**WRITTEN EXERCISE**:
Transcribe the entries that follow exactly as they appear, minus pictures.

**TASK INPUTS**:
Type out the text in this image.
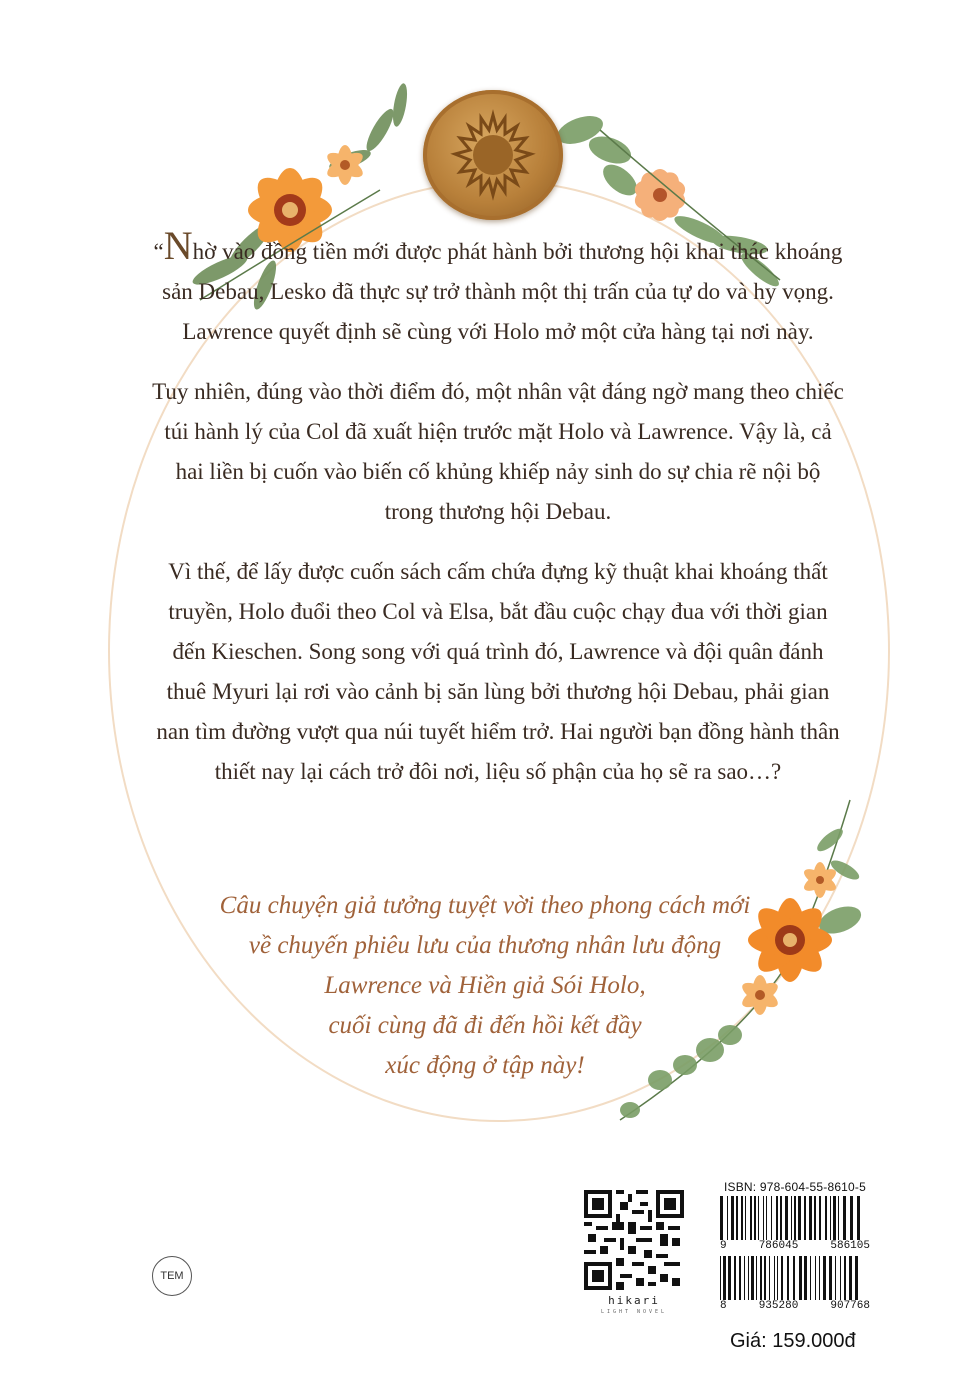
“Nhờ vào đồng tiền mới được phát hành bởi thương hội khai thác khoáng sản Debau, Lesko đã thực sự trở thành một thị trấn của tự do và hy vọng. Lawrence quyết định sẽ cùng với Holo mở một cửa hàng tại nơi này.

Tuy nhiên, đúng vào thời điểm đó, một nhân vật đáng ngờ mang theo chiếc túi hành lý của Col đã xuất hiện trước mặt Holo và Lawrence. Vậy là, cả hai liền bị cuốn vào biến cố khủng khiếp nảy sinh do sự chia rẽ nội bộ trong thương hội Debau.

Vì thế, để lấy được cuốn sách cấm chứa đựng kỹ thuật khai khoáng thất truyền, Holo đuổi theo Col và Elsa, bắt đầu cuộc chạy đua với thời gian đến Kieschen. Song song với quá trình đó, Lawrence và đội quân đánh thuê Myuri lại rơi vào cảnh bị săn lùng bởi thương hội Debau, phải gian nan tìm đường vượt qua núi tuyết hiểm trở. Hai người bạn đồng hành thân thiết nay lại cách trở đôi nơi, liệu số phận của họ sẽ ra sao…?

Câu chuyện giả tưởng tuyệt vời theo phong cách mới
về chuyến phiêu lưu của thương nhân lưu động
Lawrence và Hiền giả Sói Holo,
cuối cùng đã đi đến hồi kết đầy
xúc động ở tập này!
TEM
hikari
LIGHT NOVEL
ISBN: 978-604-55-8610-5
9	786045	586105
8	935280	907768
Giá: 159.000đ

**ANSWER TO THIS TASK**:
Type out the text in this image.
“Nhờ vào đồng tiền mới được phát hành bởi thương hội khai thác khoáng sản Debau, Lesko đã thực sự trở thành một thị trấn của tự do và hy vọng. Lawrence quyết định sẽ cùng với Holo mở một cửa hàng tại nơi này.

Tuy nhiên, đúng vào thời điểm đó, một nhân vật đáng ngờ mang theo chiếc túi hành lý của Col đã xuất hiện trước mặt Holo và Lawrence. Vậy là, cả hai liền bị cuốn vào biến cố khủng khiếp nảy sinh do sự chia rẽ nội bộ trong thương hội Debau.

Vì thế, để lấy được cuốn sách cấm chứa đựng kỹ thuật khai khoáng thất truyền, Holo đuổi theo Col và Elsa, bắt đầu cuộc chạy đua với thời gian đến Kieschen. Song song với quá trình đó, Lawrence và đội quân đánh thuê Myuri lại rơi vào cảnh bị săn lùng bởi thương hội Debau, phải gian nan tìm đường vượt qua núi tuyết hiểm trở. Hai người bạn đồng hành thân thiết nay lại cách trở đôi nơi, liệu số phận của họ sẽ ra sao…?

Câu chuyện giả tưởng tuyệt vời theo phong cách mới
về chuyến phiêu lưu của thương nhân lưu động
Lawrence và Hiền giả Sói Holo,
cuối cùng đã đi đến hồi kết đầy
xúc động ở tập này!
TEM
hikari
LIGHT NOVEL
ISBN: 978-604-55-8610-5
9	786045	586105
8	935280	907768
Giá: 159.000đ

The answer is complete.